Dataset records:
[start]
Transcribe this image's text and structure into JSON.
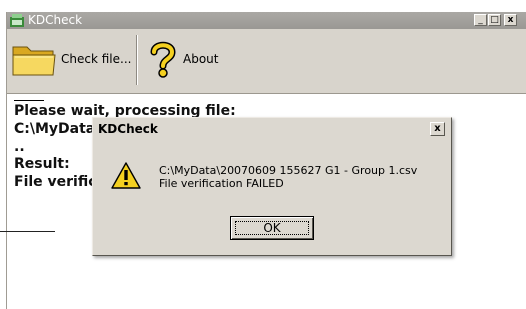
{
  "window": {
    "title": "KDCheck",
    "controls": {
      "minimize": "_",
      "maximize": "□",
      "close": "x"
    }
  },
  "toolbar": {
    "check_file_label": "Check file...",
    "check_file_icon": "folder-icon",
    "about_label": "About",
    "about_icon": "help-icon"
  },
  "output": {
    "dash": "—",
    "line1": "Please wait, processing file:",
    "line2": "C:\\MyData\\20070609 155627 G1 - Group 1.csv",
    "line3": "..",
    "line4": "Result:",
    "line5": "File verification FAILED"
  },
  "dialog": {
    "title": "KDCheck",
    "close_label": "x",
    "icon": "warning-icon",
    "message_line1": "C:\\MyData\\20070609 155627 G1 - Group 1.csv",
    "message_line2": "File verification FAILED",
    "ok_label": "OK"
  },
  "colors": {
    "window_bg": "#d8d4cc",
    "content_bg": "#ffffff",
    "warning_yellow": "#f4d020",
    "folder_yellow": "#f0c840"
  }
}
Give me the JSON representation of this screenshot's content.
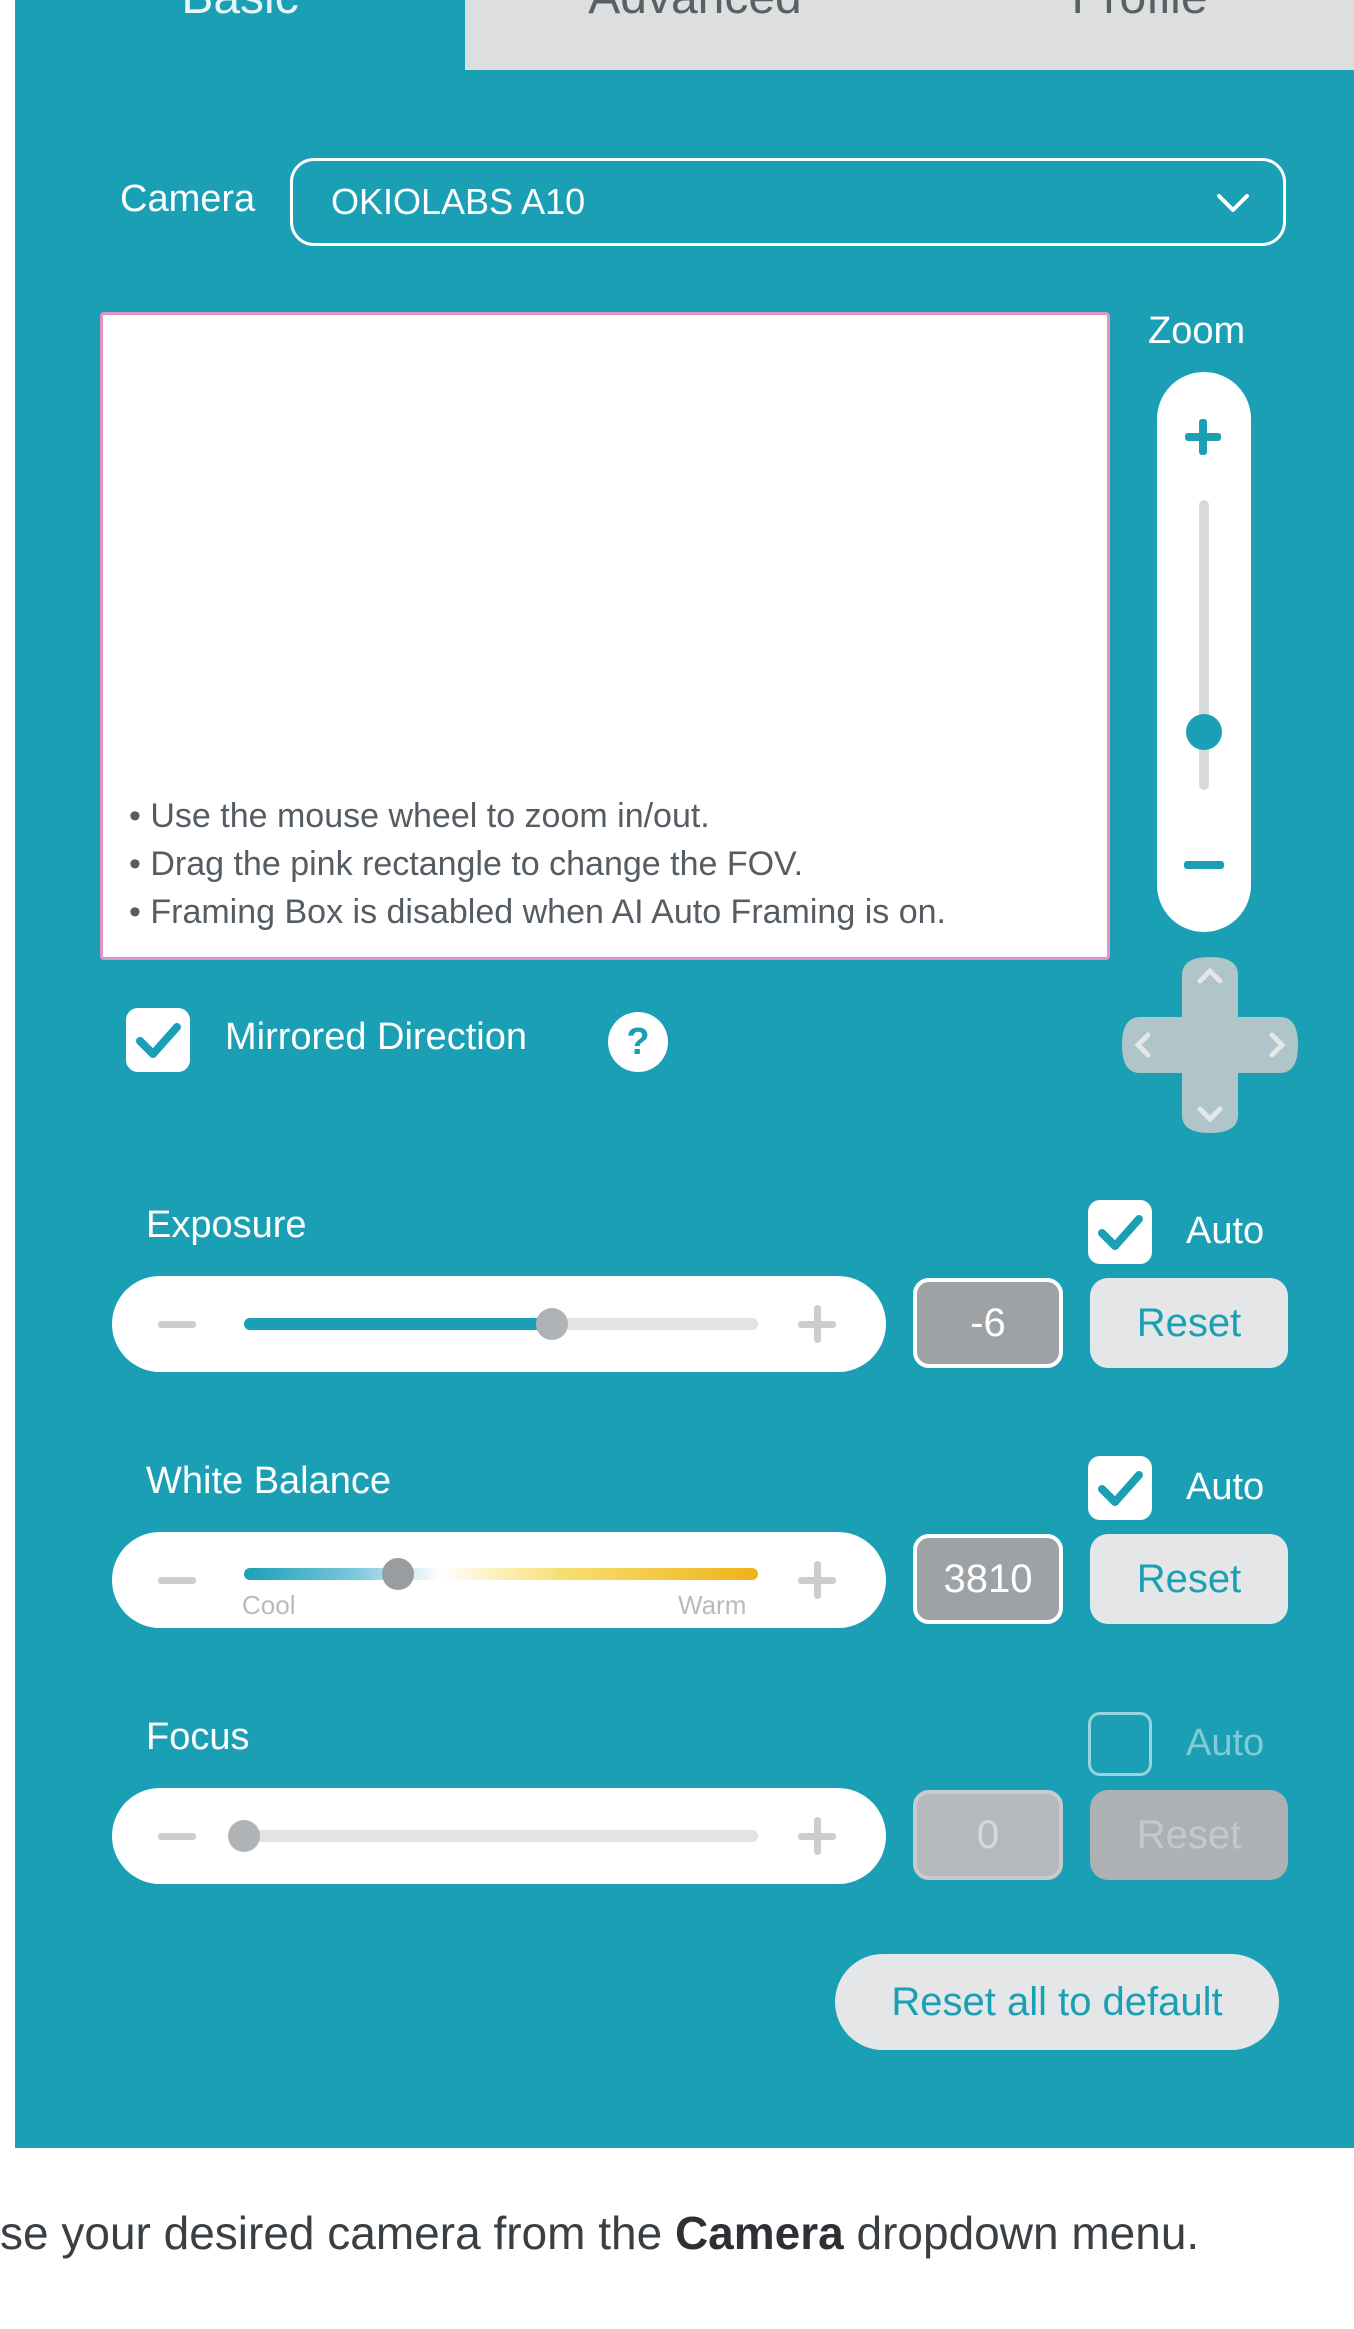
{
  "tabs": [
    {
      "label": "Basic",
      "active": true
    },
    {
      "label": "Advanced",
      "active": false
    },
    {
      "label": "Profile",
      "active": false
    }
  ],
  "camera": {
    "label": "Camera",
    "selected": "OKIOLABS A10",
    "icon": "chevron-down-icon"
  },
  "preview": {
    "hints": [
      "• Use the mouse wheel to zoom in/out.",
      "• Drag the pink rectangle to change the FOV.",
      "• Framing Box is disabled when AI Auto Framing is on."
    ],
    "border_color": "#e493c7"
  },
  "zoom": {
    "label": "Zoom",
    "level": 0.2
  },
  "mirrored": {
    "label": "Mirrored Direction",
    "checked": true,
    "help_icon": "?"
  },
  "exposure": {
    "label": "Exposure",
    "auto_label": "Auto",
    "auto": true,
    "value": "-6",
    "reset_label": "Reset",
    "level": 0.6
  },
  "white_balance": {
    "label": "White Balance",
    "auto_label": "Auto",
    "auto": true,
    "value": "3810",
    "reset_label": "Reset",
    "cool_label": "Cool",
    "warm_label": "Warm",
    "level": 0.3
  },
  "focus": {
    "label": "Focus",
    "auto_label": "Auto",
    "auto": false,
    "value": "0",
    "reset_label": "Reset",
    "level": 0.0
  },
  "reset_all_label": "Reset all to default",
  "caption": {
    "prefix": "se your desired camera from the ",
    "bold": "Camera",
    "suffix": " dropdown menu."
  },
  "colors": {
    "panel": "#1b9fb5",
    "tab_inactive": "#dddede",
    "accent": "#1b9fb5",
    "pink": "#e493c7"
  }
}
[end]
Take the line containing "Give me the" as the first line and the last line of the data above as the final one, and output exactly the lines between them, inclusive, with no pictures.

Output of the exercise →
Give me the JSON representation of this screenshot's content.
{
  "tabs": [
    {
      "label": "Basic",
      "active": true
    },
    {
      "label": "Advanced",
      "active": false
    },
    {
      "label": "Profile",
      "active": false
    }
  ],
  "camera": {
    "label": "Camera",
    "selected": "OKIOLABS A10",
    "icon": "chevron-down-icon"
  },
  "preview": {
    "hints": [
      "• Use the mouse wheel to zoom in/out.",
      "• Drag the pink rectangle to change the FOV.",
      "• Framing Box is disabled when AI Auto Framing is on."
    ],
    "border_color": "#e493c7"
  },
  "zoom": {
    "label": "Zoom",
    "level": 0.2
  },
  "mirrored": {
    "label": "Mirrored Direction",
    "checked": true,
    "help_icon": "?"
  },
  "exposure": {
    "label": "Exposure",
    "auto_label": "Auto",
    "auto": true,
    "value": "-6",
    "reset_label": "Reset",
    "level": 0.6
  },
  "white_balance": {
    "label": "White Balance",
    "auto_label": "Auto",
    "auto": true,
    "value": "3810",
    "reset_label": "Reset",
    "cool_label": "Cool",
    "warm_label": "Warm",
    "level": 0.3
  },
  "focus": {
    "label": "Focus",
    "auto_label": "Auto",
    "auto": false,
    "value": "0",
    "reset_label": "Reset",
    "level": 0.0
  },
  "reset_all_label": "Reset all to default",
  "caption": {
    "prefix": "se your desired camera from the ",
    "bold": "Camera",
    "suffix": " dropdown menu."
  },
  "colors": {
    "panel": "#1b9fb5",
    "tab_inactive": "#dddede",
    "accent": "#1b9fb5",
    "pink": "#e493c7"
  }
}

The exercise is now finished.